____ MATERIAL PROVIDED

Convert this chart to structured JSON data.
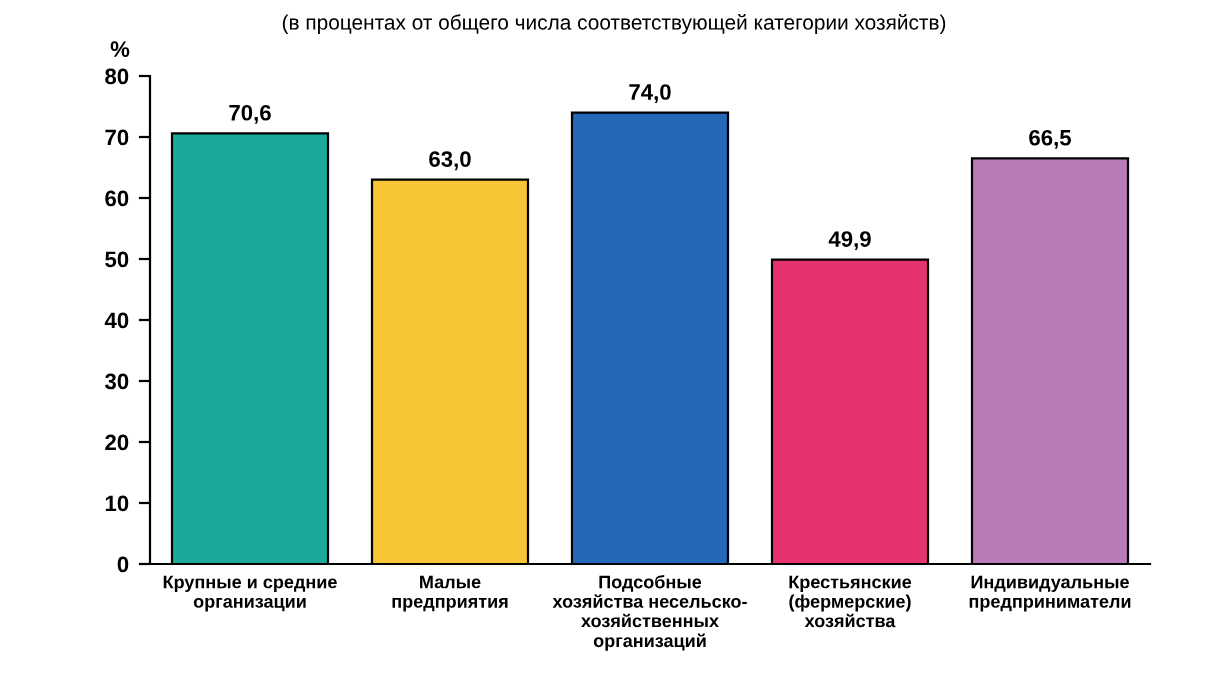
{
  "chart_data": {
    "type": "bar",
    "title": "(в процентах от общего числа соответствующей категории хозяйств)",
    "ylabel": "%",
    "categories": [
      "Крупные и средние\nорганизации",
      "Малые\nпредприятия",
      "Подсобные\nхозяйства несельско-\nхозяйственных\nорганизаций",
      "Крестьянские\n(фермерские)\nхозяйства",
      "Индивидуальные\nпредприниматели"
    ],
    "values": [
      70.6,
      63.0,
      74.0,
      49.9,
      66.5
    ],
    "value_labels": [
      "70,6",
      "63,0",
      "74,0",
      "49,9",
      "66,5"
    ],
    "colors": [
      "#1aa99b",
      "#f7c535",
      "#2468b8",
      "#e5336f",
      "#b97ab8"
    ],
    "ylim": [
      0,
      80
    ],
    "yticks": [
      0,
      10,
      20,
      30,
      40,
      50,
      60,
      70,
      80
    ],
    "grid": false,
    "legend": false
  }
}
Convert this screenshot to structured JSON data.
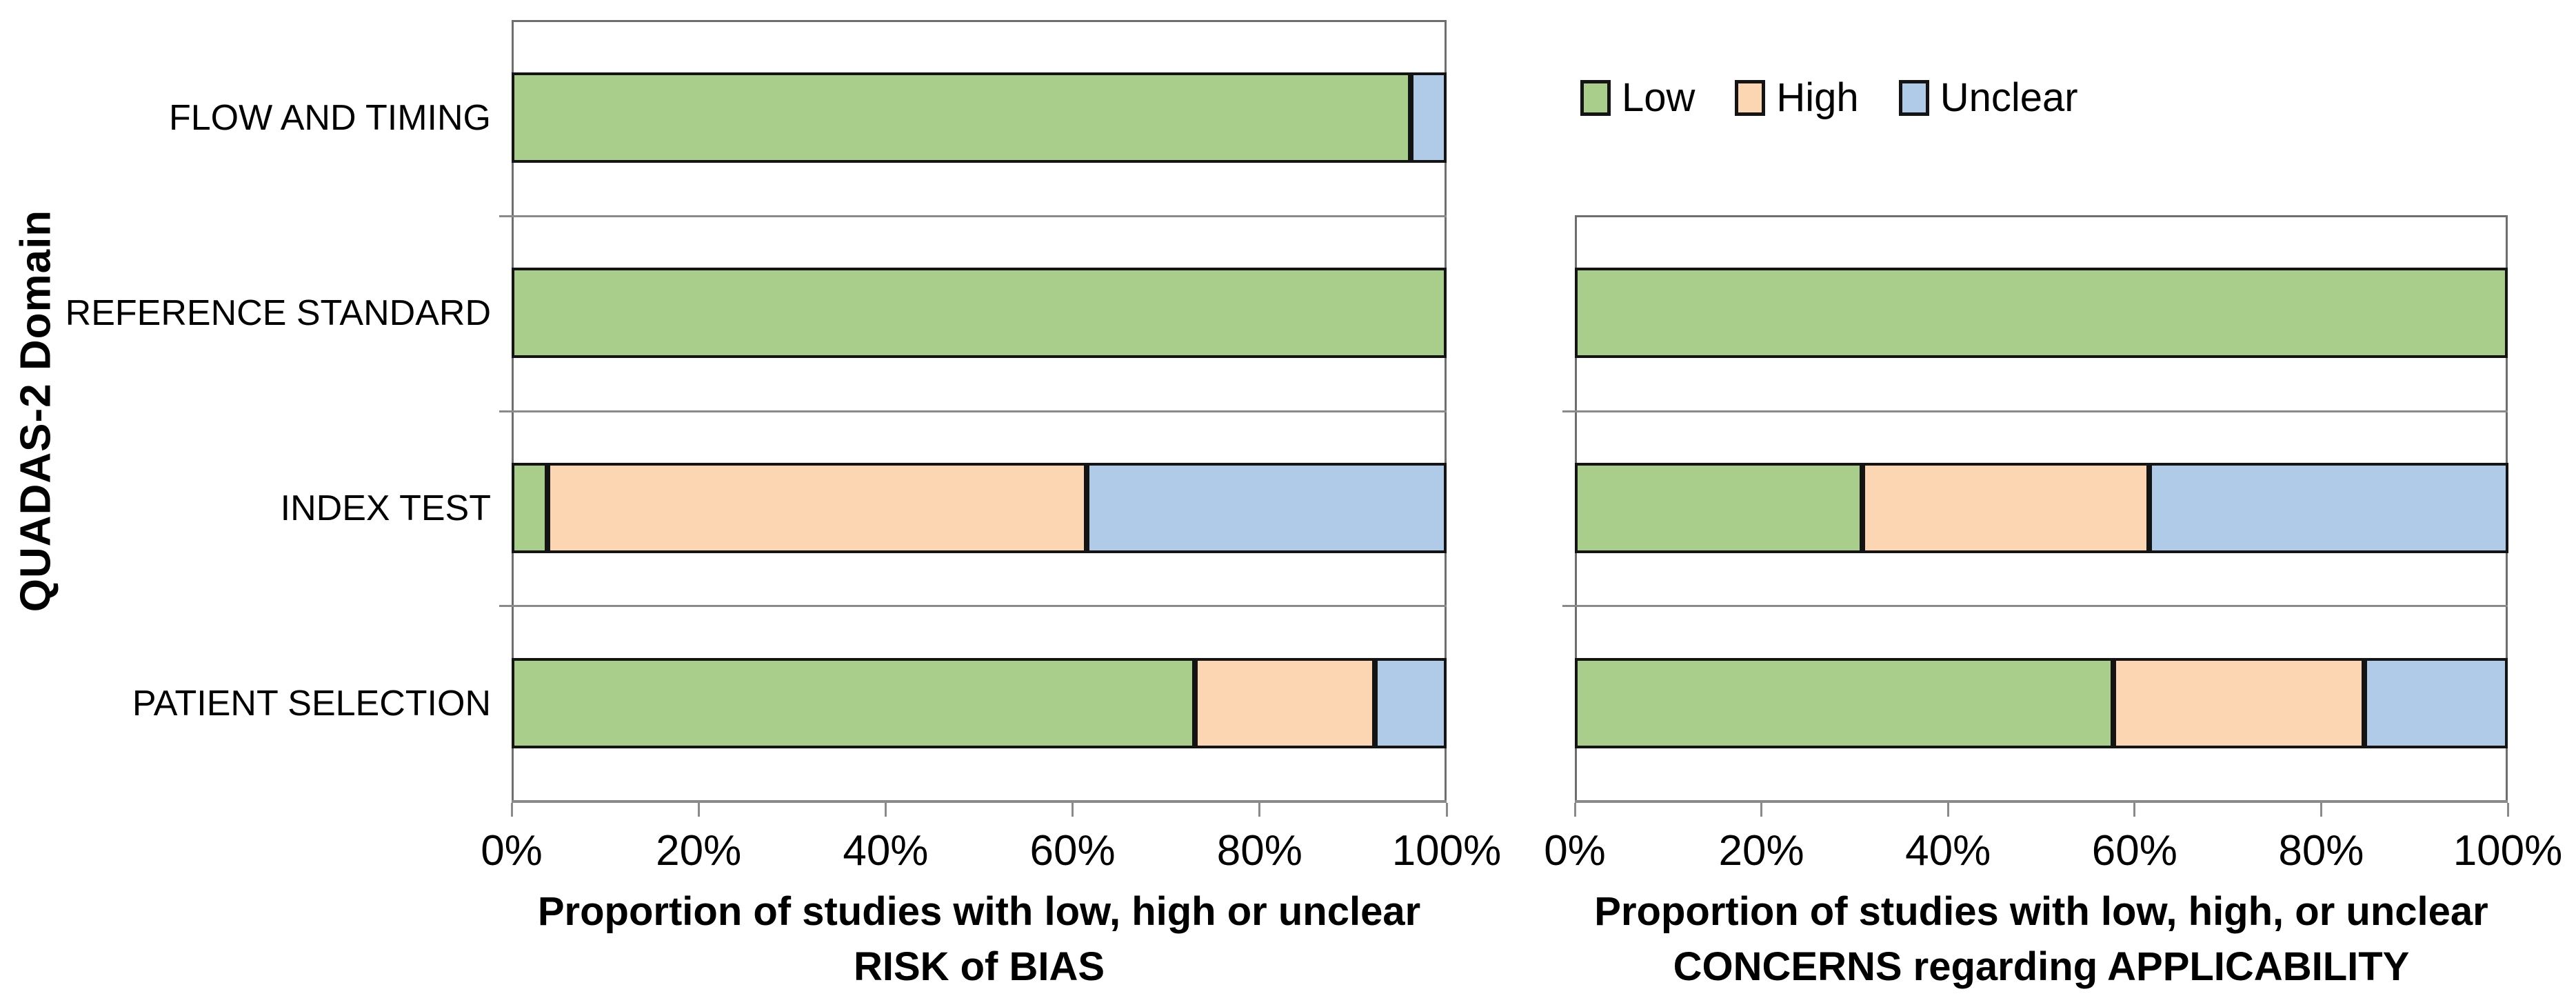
{
  "figure": {
    "y_axis_label": "QUADAS-2 Domain",
    "legend": {
      "items": [
        {
          "label": "Low",
          "color": "#a9ce8c"
        },
        {
          "label": "High",
          "color": "#fcd6b3"
        },
        {
          "label": "Unclear",
          "color": "#afcbe8"
        }
      ]
    }
  },
  "chart_data": [
    {
      "type": "bar",
      "subtype": "horizontal-stacked",
      "title": "Proportion of studies with low, high or unclear RISK of BIAS",
      "title_line1": "Proportion of studies with low, high or unclear",
      "title_line2": "RISK of BIAS",
      "categories": [
        "FLOW AND TIMING",
        "REFERENCE STANDARD",
        "INDEX TEST",
        "PATIENT SELECTION"
      ],
      "series": [
        {
          "name": "Low",
          "color": "#a9ce8c",
          "values": [
            96.2,
            100,
            3.8,
            73.1
          ]
        },
        {
          "name": "High",
          "color": "#fcd6b3",
          "values": [
            0,
            0,
            57.7,
            19.2
          ]
        },
        {
          "name": "Unclear",
          "color": "#afcbe8",
          "values": [
            3.8,
            0,
            38.5,
            7.7
          ]
        }
      ],
      "x_tick_labels": [
        "0%",
        "20%",
        "40%",
        "60%",
        "80%",
        "100%"
      ],
      "xlim": [
        0,
        100
      ],
      "legend_labels": [
        "Low",
        "High",
        "Unclear"
      ],
      "legend_position": "top right of figure",
      "grid": "horizontal category separators"
    },
    {
      "type": "bar",
      "subtype": "horizontal-stacked",
      "title": "Proportion of studies with low, high, or unclear CONCERNS regarding APPLICABILITY",
      "title_line1": "Proportion of studies with low, high, or unclear",
      "title_line2": "CONCERNS regarding APPLICABILITY",
      "categories": [
        "REFERENCE STANDARD",
        "INDEX TEST",
        "PATIENT SELECTION"
      ],
      "series": [
        {
          "name": "Low",
          "color": "#a9ce8c",
          "values": [
            100,
            30.8,
            57.7
          ]
        },
        {
          "name": "High",
          "color": "#fcd6b3",
          "values": [
            0,
            30.8,
            26.9
          ]
        },
        {
          "name": "Unclear",
          "color": "#afcbe8",
          "values": [
            0,
            38.5,
            15.4
          ]
        }
      ],
      "x_tick_labels": [
        "0%",
        "20%",
        "40%",
        "60%",
        "80%",
        "100%"
      ],
      "xlim": [
        0,
        100
      ],
      "legend_labels": [
        "Low",
        "High",
        "Unclear"
      ],
      "legend_position": "top right of figure",
      "grid": "horizontal category separators"
    }
  ]
}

________

*WHAT YOU HAVE TO DO*
Quote every line of the records above exactly; no picture is to be copied.

*OUTPUT*
Convert this chart to structured JSON data.
{
  "chart_data": {
    "type": "bar",
    "title": "(в процентах от общего числа соответствующей категории хозяйств)",
    "ylabel": "%",
    "categories": [
      "Крупные и средние\nорганизации",
      "Малые\nпредприятия",
      "Подсобные\nхозяйства несельско-\nхозяйственных\nорганизаций",
      "Крестьянские\n(фермерские)\nхозяйства",
      "Индивидуальные\nпредприниматели"
    ],
    "values": [
      70.6,
      63.0,
      74.0,
      49.9,
      66.5
    ],
    "value_labels": [
      "70,6",
      "63,0",
      "74,0",
      "49,9",
      "66,5"
    ],
    "colors": [
      "#1aa99b",
      "#f7c535",
      "#2468b8",
      "#e5336f",
      "#b97ab8"
    ],
    "ylim": [
      0,
      80
    ],
    "yticks": [
      0,
      10,
      20,
      30,
      40,
      50,
      60,
      70,
      80
    ],
    "grid": false,
    "legend": false
  }
}
Convert this screenshot to structured JSON data.
{
  "figure": {
    "y_axis_label": "QUADAS-2 Domain",
    "legend": {
      "items": [
        {
          "label": "Low",
          "color": "#a9ce8c"
        },
        {
          "label": "High",
          "color": "#fcd6b3"
        },
        {
          "label": "Unclear",
          "color": "#afcbe8"
        }
      ]
    }
  },
  "chart_data": [
    {
      "type": "bar",
      "subtype": "horizontal-stacked",
      "title": "Proportion of studies with low, high or unclear RISK of BIAS",
      "title_line1": "Proportion of studies with low, high or unclear",
      "title_line2": "RISK of BIAS",
      "categories": [
        "FLOW AND TIMING",
        "REFERENCE STANDARD",
        "INDEX TEST",
        "PATIENT SELECTION"
      ],
      "series": [
        {
          "name": "Low",
          "color": "#a9ce8c",
          "values": [
            96.2,
            100,
            3.8,
            73.1
          ]
        },
        {
          "name": "High",
          "color": "#fcd6b3",
          "values": [
            0,
            0,
            57.7,
            19.2
          ]
        },
        {
          "name": "Unclear",
          "color": "#afcbe8",
          "values": [
            3.8,
            0,
            38.5,
            7.7
          ]
        }
      ],
      "x_tick_labels": [
        "0%",
        "20%",
        "40%",
        "60%",
        "80%",
        "100%"
      ],
      "xlim": [
        0,
        100
      ],
      "legend_labels": [
        "Low",
        "High",
        "Unclear"
      ],
      "legend_position": "top right of figure",
      "grid": "horizontal category separators"
    },
    {
      "type": "bar",
      "subtype": "horizontal-stacked",
      "title": "Proportion of studies with low, high, or unclear CONCERNS regarding APPLICABILITY",
      "title_line1": "Proportion of studies with low, high, or unclear",
      "title_line2": "CONCERNS regarding APPLICABILITY",
      "categories": [
        "REFERENCE STANDARD",
        "INDEX TEST",
        "PATIENT SELECTION"
      ],
      "series": [
        {
          "name": "Low",
          "color": "#a9ce8c",
          "values": [
            100,
            30.8,
            57.7
          ]
        },
        {
          "name": "High",
          "color": "#fcd6b3",
          "values": [
            0,
            30.8,
            26.9
          ]
        },
        {
          "name": "Unclear",
          "color": "#afcbe8",
          "values": [
            0,
            38.5,
            15.4
          ]
        }
      ],
      "x_tick_labels": [
        "0%",
        "20%",
        "40%",
        "60%",
        "80%",
        "100%"
      ],
      "xlim": [
        0,
        100
      ],
      "legend_labels": [
        "Low",
        "High",
        "Unclear"
      ],
      "legend_position": "top right of figure",
      "grid": "horizontal category separators"
    }
  ]
}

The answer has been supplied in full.